Start of Information supplied
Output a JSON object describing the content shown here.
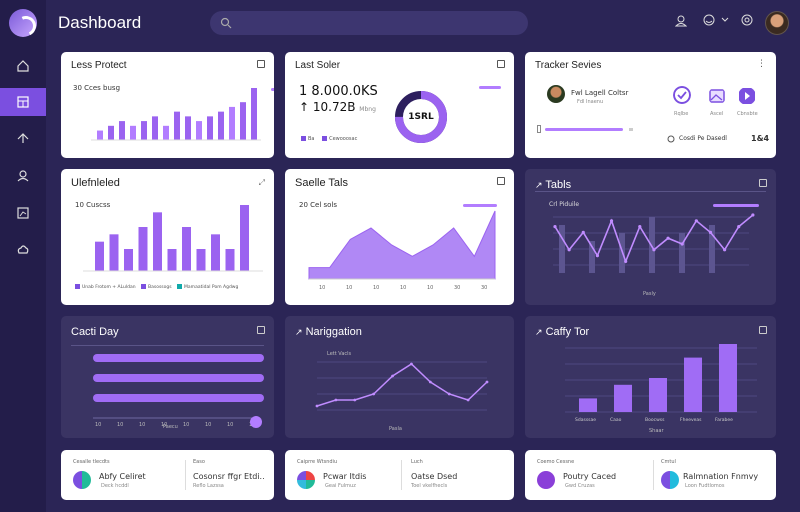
{
  "app": {
    "title": "Dashboard"
  },
  "sidebar": {
    "items": [
      {
        "icon": "home-icon"
      },
      {
        "icon": "dashboard-icon"
      },
      {
        "icon": "upload-icon"
      },
      {
        "icon": "user-icon"
      },
      {
        "icon": "chart-icon"
      },
      {
        "icon": "cloud-icon"
      }
    ]
  },
  "header": {
    "search": {
      "placeholder": ""
    }
  },
  "cards": {
    "c1": {
      "title": "Less Protect",
      "subtitle": "30 Cces busg",
      "chart_values": [
        2,
        3,
        4,
        3,
        4,
        5,
        3,
        6,
        5,
        4,
        5,
        6,
        7,
        8,
        11
      ]
    },
    "c2": {
      "title": "Last Soler",
      "value1": "8.000.0KS",
      "value2": "10.72B",
      "value2_suffix": "Mbng",
      "donut_label": "1SRL",
      "donut_percent": 75,
      "legend": [
        "Ba",
        "Cewooosac"
      ]
    },
    "c3": {
      "title": "Tracker Sevies",
      "item_title": "Fwl Lagell Coltsr",
      "item_sub": "Fdl Inaenu",
      "icons": [
        {
          "icon": "check-icon",
          "label": "Rqlbe"
        },
        {
          "icon": "image-icon",
          "label": "Ascel"
        },
        {
          "icon": "video-icon",
          "label": "Cbnsbte"
        }
      ],
      "footer": "Cosdi Pe Dasedl",
      "footer_value": "1&4"
    },
    "c4": {
      "title": "Ulefnleled",
      "subtitle": "10 Cuscss",
      "chart_values": [
        4,
        5,
        3,
        6,
        8,
        3,
        6,
        3,
        5,
        3,
        9
      ],
      "legend": [
        "Unab Frotom + ALuldan",
        "Basossogs",
        "Mamaatidal Pom Agdwg"
      ]
    },
    "c5": {
      "title": "Saelle Tals",
      "subtitle": "20 Cel sols",
      "x_ticks": [
        "10",
        "10",
        "10",
        "10",
        "10",
        "30",
        "30"
      ],
      "area_values": [
        2,
        2,
        7,
        9,
        6,
        4,
        6,
        9,
        4,
        12
      ]
    },
    "c6": {
      "title": "Tabls",
      "subtitle": "Crl Piduile",
      "line_values": [
        8,
        4,
        7,
        3,
        9,
        2,
        8,
        4,
        6,
        5,
        9,
        7,
        4,
        8,
        10
      ],
      "bar_values": [
        6,
        4,
        5,
        7,
        5,
        6
      ],
      "footer": "Pasly"
    },
    "c7": {
      "title": "Cacti Day",
      "bars": [
        100,
        100,
        100
      ],
      "x_ticks": [
        "10",
        "10",
        "10",
        "10",
        "10",
        "10",
        "10",
        "10"
      ],
      "footer": "Paecu"
    },
    "c8": {
      "title": "Nariggation",
      "subtitle": "Lett Vacls",
      "line_values": [
        1,
        2,
        2,
        3,
        6,
        8,
        5,
        3,
        2,
        5
      ],
      "footer": "Pasla"
    },
    "c9": {
      "title": "Caffy Tor",
      "bar_values": [
        2,
        4,
        5,
        8,
        10
      ],
      "x_labels": [
        "Sdasssae",
        "Caao",
        "Boocwss",
        "Fheeveas",
        "Farabee"
      ],
      "footer": "Shaar"
    },
    "b1": {
      "title": "Cesalle tlecdts",
      "left_name": "Abfy Celiret",
      "left_sub": "Deck hcddl",
      "right_label": "Easo",
      "right_name": "Cosonsr ffgr Etdi..",
      "right_sub": "Reflo Lazssa"
    },
    "b2": {
      "title": "Caiprre Wtsndiu",
      "left_name": "Pcwar Itdis",
      "left_sub": "Geai Fulmuz",
      "right_label": "Luch",
      "right_name": "Oatse Dsed",
      "right_sub": "Toel vkelfhecls"
    },
    "b3": {
      "title": "Coemo Cessne",
      "left_name": "Poutry Caced",
      "left_sub": "Gwd Cruzas",
      "right_label": "Cmtul",
      "right_name": "Ralmnation Fnmvy",
      "right_sub": "Loon Fudtlomos"
    }
  }
}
End of Information supplied
» Problem description
The listing above needs to be output again exactly. Don't include the pictures.

» The completed task
Output a JSON object describing the content shown here.
{
  "app": {
    "title": "Dashboard"
  },
  "sidebar": {
    "items": [
      {
        "icon": "home-icon"
      },
      {
        "icon": "dashboard-icon"
      },
      {
        "icon": "upload-icon"
      },
      {
        "icon": "user-icon"
      },
      {
        "icon": "chart-icon"
      },
      {
        "icon": "cloud-icon"
      }
    ]
  },
  "header": {
    "search": {
      "placeholder": ""
    }
  },
  "cards": {
    "c1": {
      "title": "Less Protect",
      "subtitle": "30 Cces busg",
      "chart_values": [
        2,
        3,
        4,
        3,
        4,
        5,
        3,
        6,
        5,
        4,
        5,
        6,
        7,
        8,
        11
      ]
    },
    "c2": {
      "title": "Last Soler",
      "value1": "8.000.0KS",
      "value2": "10.72B",
      "value2_suffix": "Mbng",
      "donut_label": "1SRL",
      "donut_percent": 75,
      "legend": [
        "Ba",
        "Cewooosac"
      ]
    },
    "c3": {
      "title": "Tracker Sevies",
      "item_title": "Fwl Lagell Coltsr",
      "item_sub": "Fdl Inaenu",
      "icons": [
        {
          "icon": "check-icon",
          "label": "Rqlbe"
        },
        {
          "icon": "image-icon",
          "label": "Ascel"
        },
        {
          "icon": "video-icon",
          "label": "Cbnsbte"
        }
      ],
      "footer": "Cosdi Pe Dasedl",
      "footer_value": "1&4"
    },
    "c4": {
      "title": "Ulefnleled",
      "subtitle": "10 Cuscss",
      "chart_values": [
        4,
        5,
        3,
        6,
        8,
        3,
        6,
        3,
        5,
        3,
        9
      ],
      "legend": [
        "Unab Frotom + ALuldan",
        "Basossogs",
        "Mamaatidal Pom Agdwg"
      ]
    },
    "c5": {
      "title": "Saelle Tals",
      "subtitle": "20 Cel sols",
      "x_ticks": [
        "10",
        "10",
        "10",
        "10",
        "10",
        "30",
        "30"
      ],
      "area_values": [
        2,
        2,
        7,
        9,
        6,
        4,
        6,
        9,
        4,
        12
      ]
    },
    "c6": {
      "title": "Tabls",
      "subtitle": "Crl Piduile",
      "line_values": [
        8,
        4,
        7,
        3,
        9,
        2,
        8,
        4,
        6,
        5,
        9,
        7,
        4,
        8,
        10
      ],
      "bar_values": [
        6,
        4,
        5,
        7,
        5,
        6
      ],
      "footer": "Pasly"
    },
    "c7": {
      "title": "Cacti Day",
      "bars": [
        100,
        100,
        100
      ],
      "x_ticks": [
        "10",
        "10",
        "10",
        "10",
        "10",
        "10",
        "10",
        "10"
      ],
      "footer": "Paecu"
    },
    "c8": {
      "title": "Nariggation",
      "subtitle": "Lett Vacls",
      "line_values": [
        1,
        2,
        2,
        3,
        6,
        8,
        5,
        3,
        2,
        5
      ],
      "footer": "Pasla"
    },
    "c9": {
      "title": "Caffy Tor",
      "bar_values": [
        2,
        4,
        5,
        8,
        10
      ],
      "x_labels": [
        "Sdasssae",
        "Caao",
        "Boocwss",
        "Fheeveas",
        "Farabee"
      ],
      "footer": "Shaar"
    },
    "b1": {
      "title": "Cesalle tlecdts",
      "left_name": "Abfy Celiret",
      "left_sub": "Deck hcddl",
      "right_label": "Easo",
      "right_name": "Cosonsr ffgr Etdi..",
      "right_sub": "Reflo Lazssa"
    },
    "b2": {
      "title": "Caiprre Wtsndiu",
      "left_name": "Pcwar Itdis",
      "left_sub": "Geai Fulmuz",
      "right_label": "Luch",
      "right_name": "Oatse Dsed",
      "right_sub": "Toel vkelfhecls"
    },
    "b3": {
      "title": "Coemo Cessne",
      "left_name": "Poutry Caced",
      "left_sub": "Gwd Cruzas",
      "right_label": "Cmtul",
      "right_name": "Ralmnation Fnmvy",
      "right_sub": "Loon Fudtlomos"
    }
  }
}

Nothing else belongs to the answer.